[CHALLENGE] Your answer should be only a number: how many lines include the word "temps".

[Excerpt from a dataset]
'''
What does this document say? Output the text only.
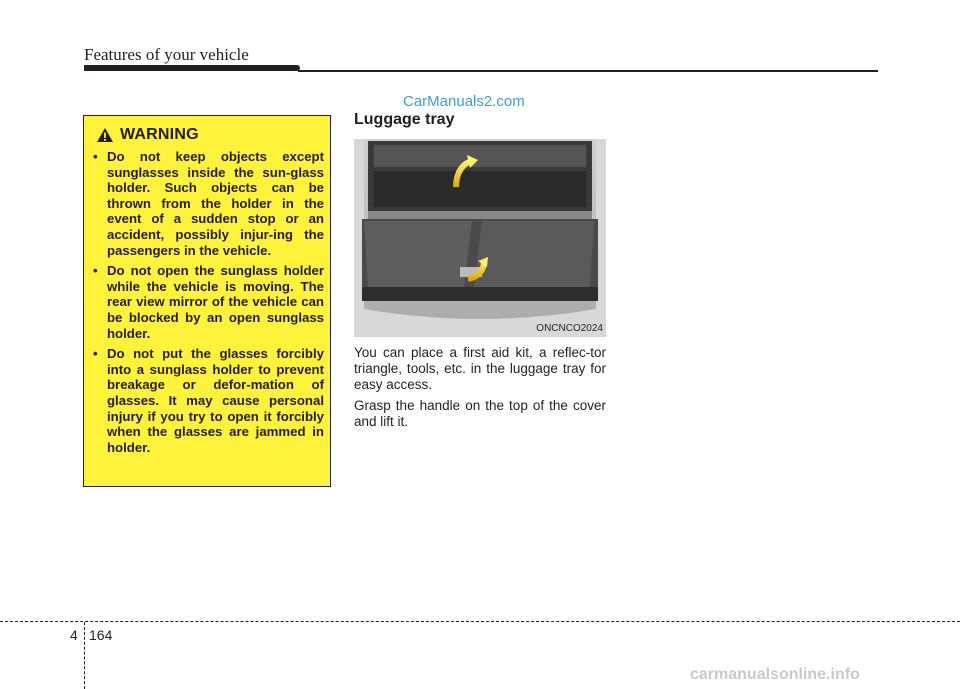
Features of your vehicle
CarManuals2.com
WARNING
• Do not keep objects except sunglasses inside the sun-glass holder. Such objects can be thrown from the holder in the event of a sudden stop or an accident, possibly injur-ing the passengers in the vehicle.
• Do not open the sunglass holder while the vehicle is moving. The rear view mirror of the vehicle can be blocked by an open sunglass holder.
• Do not put the glasses forcibly into a sunglass holder to prevent breakage or defor-mation of glasses. It may cause personal injury if you try to open it forcibly when the glasses are jammed in holder.
Luggage tray
ONCNCO2024
You can place a first aid kit, a reflec-tor triangle, tools, etc. in the luggage tray for easy access.
Grasp the handle on the top of the cover and lift it.
4 164
carmanualsonline.info
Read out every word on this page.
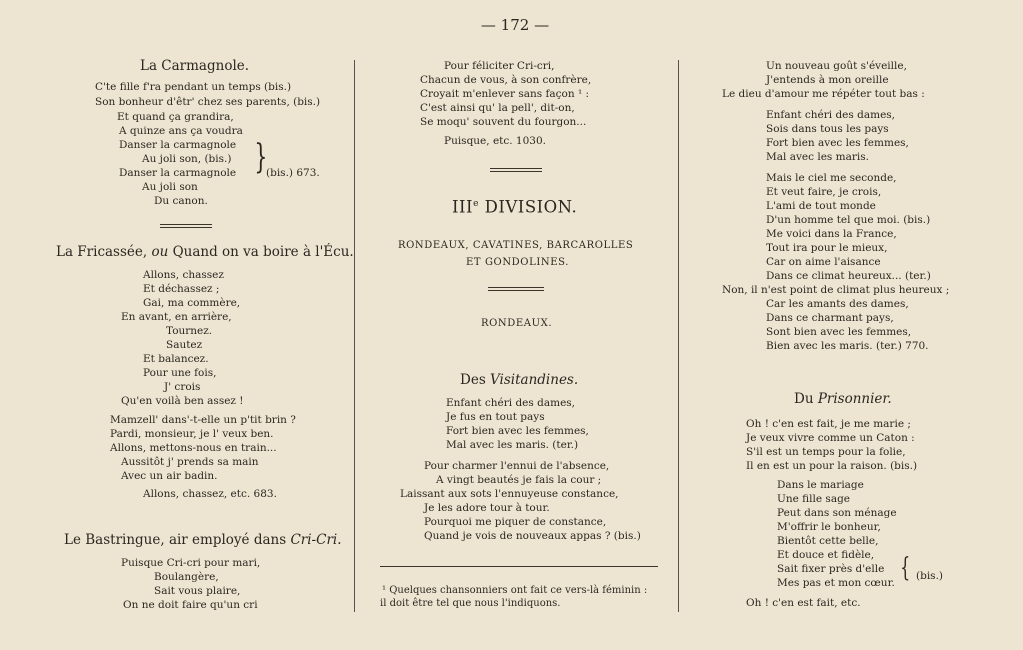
— 172 —
La Carmagnole.
C'te fille f'ra pendant un temps (bis.)
Son bonheur d'êtr' chez ses parents, (bis.)
Et quand ça grandira,
A quinze ans ça voudra
Danser la carmagnole
Au joli son, (bis.)
Danser la carmagnole
Au joli son
Du canon.
}
(bis.) 673.
La Fricassée, ou Quand on va boire à l'Écu.
Allons, chassez
Et déchassez ;
Gai, ma commère,
En avant, en arrière,
Tournez.
Sautez
Et balancez.
Pour une fois,
J' crois
Qu'en voilà ben assez !
Mamzell' dans'-t-elle un p'tit brin ?
Pardi, monsieur, je l' veux ben.
Allons, mettons-nous en train...
Aussitôt j' prends sa main
Avec un air badin.
Allons, chassez, etc. 683.
Le Bastringue, air employé dans Cri-Cri.
Puisque Cri-cri pour mari,
Boulangère,
Sait vous plaire,
On ne doit faire qu'un cri
Pour féliciter Cri-cri,
Chacun de vous, à son confrère,
Croyait m'enlever sans façon ¹ :
C'est ainsi qu' la pell', dit-on,
Se moqu' souvent du fourgon...
Puisque, etc. 1030.
IIIe DIVISION.
RONDEAUX, CAVATINES, BARCAROLLES
ET GONDOLINES.
RONDEAUX.
Des Visitandines.
Enfant chéri des dames,
Je fus en tout pays
Fort bien avec les femmes,
Mal avec les maris. (ter.)
Pour charmer l'ennui de l'absence,
A vingt beautés je fais la cour ;
Laissant aux sots l'ennuyeuse constance,
Je les adore tour à tour.
Pourquoi me piquer de constance,
Quand je vois de nouveaux appas ? (bis.)
¹ Quelques chansonniers ont fait ce vers-là féminin :
il doit être tel que nous l'indiquons.
Un nouveau goût s'éveille,
J'entends à mon oreille
Le dieu d'amour me répéter tout bas :
Enfant chéri des dames,
Sois dans tous les pays
Fort bien avec les femmes,
Mal avec les maris.
Mais le ciel me seconde,
Et veut faire, je crois,
L'ami de tout monde
D'un homme tel que moi. (bis.)
Me voici dans la France,
Tout ira pour le mieux,
Car on aime l'aisance
Dans ce climat heureux... (ter.)
Non, il n'est point de climat plus heureux ;
Car les amants des dames,
Dans ce charmant pays,
Sont bien avec les femmes,
Bien avec les maris. (ter.) 770.
Du Prisonnier.
Oh ! c'en est fait, je me marie ;
Je veux vivre comme un Caton :
S'il est un temps pour la folie,
Il en est un pour la raison. (bis.)
Dans le mariage
Une fille sage
Peut dans son ménage
M'offrir le bonheur,
Bientôt cette belle,
Et douce et fidèle,
Sait fixer près d'elle
Mes pas et mon cœur. { (bis.)
Oh ! c'en est fait, etc.
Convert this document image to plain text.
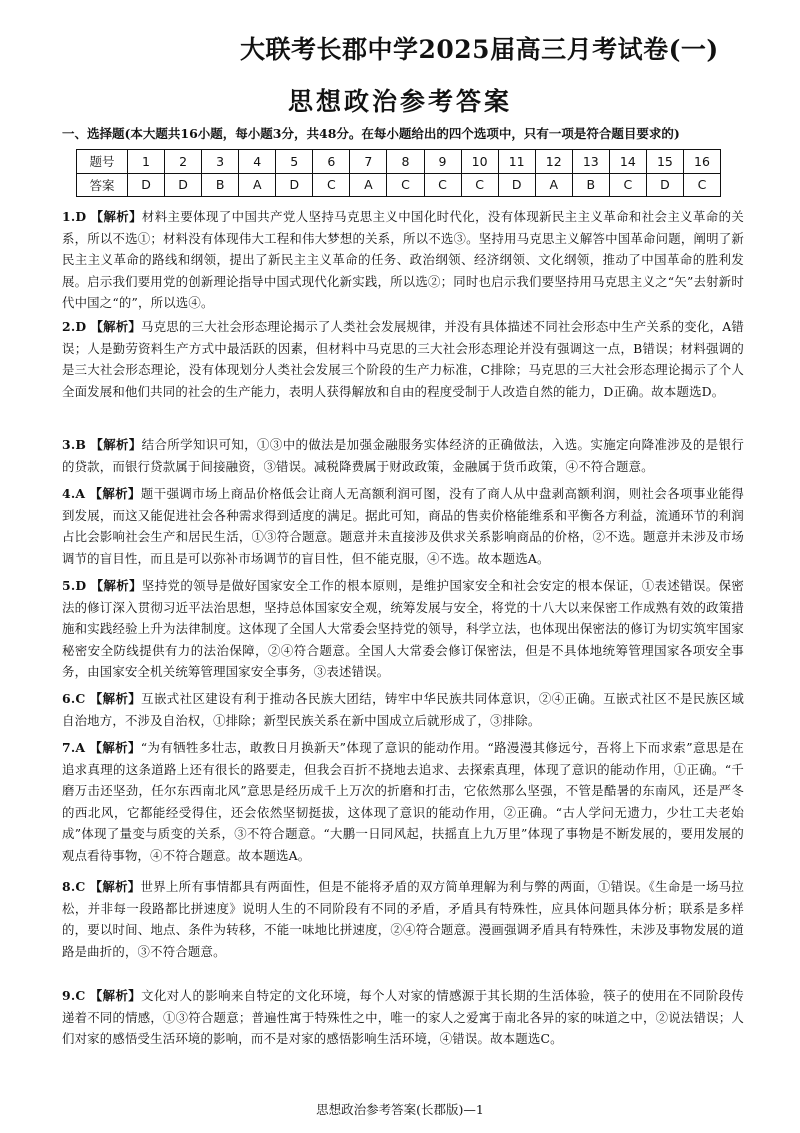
大联考长郡中学2025届高三月考试卷(一)
思想政治参考答案
一、选择题(本大题共16小题，每小题3分，共48分。在每小题给出的四个选项中，只有一项是符合题目要求的)
题号	1	2	3	4	5	6	7	8	9	10	11	12	13	14	15	16
答案	D	D	B	A	D	C	A	C	C	C	D	A	B	C	D	C
1.D 【解析】材料主要体现了中国共产党人坚持马克思主义中国化时代化，没有体现新民主主义革命和社会主义革命的关系，所以不选①；材料没有体现伟大工程和伟大梦想的关系，所以不选③。坚持用马克思主义解答中国革命问题，阐明了新民主主义革命的路线和纲领，提出了新民主主义革命的任务、政治纲领、经济纲领、文化纲领，推动了中国革命的胜利发展。启示我们要用党的创新理论指导中国式现代化新实践，所以选②；同时也启示我们要坚持用马克思主义之“矢”去射新时代中国之“的”，所以选④。
2.D 【解析】马克思的三大社会形态理论揭示了人类社会发展规律，并没有具体描述不同社会形态中生产关系的变化，A错误；人是勤劳资料生产方式中最活跃的因素，但材料中马克思的三大社会形态理论并没有强调这一点，B错误；材料强调的是三大社会形态理论，没有体现划分人类社会发展三个阶段的生产力标准，C排除；马克思的三大社会形态理论揭示了个人全面发展和他们共同的社会的生产能力，表明人获得解放和自由的程度受制于人改造自然的能力，D正确。故本题选D。
3.B 【解析】结合所学知识可知，①③中的做法是加强金融服务实体经济的正确做法，入选。实施定向降准涉及的是银行的贷款，而银行贷款属于间接融资，③错误。减税降费属于财政政策，金融属于货币政策，④不符合题意。
4.A 【解析】题干强调市场上商品价格低会让商人无高额利润可图，没有了商人从中盘剥高额利润，则社会各项事业能得到发展，而这又能促进社会各种需求得到适度的满足。据此可知，商品的售卖价格能维系和平衡各方利益，流通环节的利润占比会影响社会生产和居民生活，①③符合题意。题意并未直接涉及供求关系影响商品的价格，②不选。题意并未涉及市场调节的盲目性，而且是可以弥补市场调节的盲目性，但不能克服，④不选。故本题选A。
5.D 【解析】坚持党的领导是做好国家安全工作的根本原则，是维护国家安全和社会安定的根本保证，①表述错误。保密法的修订深入贯彻习近平法治思想，坚持总体国家安全观，统筹发展与安全，将党的十八大以来保密工作成熟有效的政策措施和实践经验上升为法律制度。这体现了全国人大常委会坚持党的领导，科学立法，也体现出保密法的修订为切实筑牢国家秘密安全防线提供有力的法治保障，②④符合题意。全国人大常委会修订保密法，但是不具体地统筹管理国家各项安全事务，由国家安全机关统筹管理国家安全事务，③表述错误。
6.C 【解析】互嵌式社区建设有利于推动各民族大团结，铸牢中华民族共同体意识，②④正确。互嵌式社区不是民族区域自治地方，不涉及自治权，①排除；新型民族关系在新中国成立后就形成了，③排除。
7.A 【解析】“为有牺牲多壮志，敢教日月换新天”体现了意识的能动作用。“路漫漫其修远兮，吾将上下而求索”意思是在追求真理的这条道路上还有很长的路要走，但我会百折不挠地去追求、去探索真理，体现了意识的能动作用，①正确。“千磨万击还坚劲，任尔东西南北风”意思是经历成千上万次的折磨和打击，它依然那么坚强，不管是酷暑的东南风，还是严冬的西北风，它都能经受得住，还会依然坚韧挺拔，这体现了意识的能动作用，②正确。“古人学问无遗力，少壮工夫老始成”体现了量变与质变的关系，③不符合题意。“大鹏一日同风起，扶摇直上九万里”体现了事物是不断发展的，要用发展的观点看待事物，④不符合题意。故本题选A。
8.C 【解析】世界上所有事情都具有两面性，但是不能将矛盾的双方简单理解为利与弊的两面，①错误。《生命是一场马拉松，并非每一段路都比拼速度》说明人生的不同阶段有不同的矛盾，矛盾具有特殊性，应具体问题具体分析；联系是多样的，要以时间、地点、条件为转移，不能一味地比拼速度，②④符合题意。漫画强调矛盾具有特殊性，未涉及事物发展的道路是曲折的，③不符合题意。
9.C 【解析】文化对人的影响来自特定的文化环境，每个人对家的情感源于其长期的生活体验，筷子的使用在不同阶段传递着不同的情感，①③符合题意；普遍性寓于特殊性之中，唯一的家人之爱寓于南北各异的家的味道之中，②说法错误；人们对家的感悟受生活环境的影响，而不是对家的感悟影响生活环境，④错误。故本题选C。
思想政治参考答案(长郡版)—1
'''
[FINISHED TASK] 2